(Excerpt from a dataset)
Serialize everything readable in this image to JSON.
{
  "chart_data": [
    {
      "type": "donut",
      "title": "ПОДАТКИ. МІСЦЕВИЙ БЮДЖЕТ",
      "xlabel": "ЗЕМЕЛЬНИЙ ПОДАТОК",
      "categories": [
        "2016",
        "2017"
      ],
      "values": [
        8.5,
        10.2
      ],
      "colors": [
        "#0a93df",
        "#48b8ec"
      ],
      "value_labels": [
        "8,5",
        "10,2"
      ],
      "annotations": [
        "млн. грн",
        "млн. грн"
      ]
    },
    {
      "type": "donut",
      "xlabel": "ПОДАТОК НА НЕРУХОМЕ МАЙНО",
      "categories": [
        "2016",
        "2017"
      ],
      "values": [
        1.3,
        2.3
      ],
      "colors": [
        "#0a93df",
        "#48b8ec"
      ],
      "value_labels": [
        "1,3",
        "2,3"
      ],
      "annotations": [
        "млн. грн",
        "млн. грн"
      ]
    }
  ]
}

THE PROBLEM:
In the records above, find each line holding "ПОДАТОК" and copy it.

THE RESPONSE:
      "xlabel": "ЗЕМЕЛЬНИЙ ПОДАТОК",
      "xlabel": "ПОДАТОК НА НЕРУХОМЕ МАЙНО",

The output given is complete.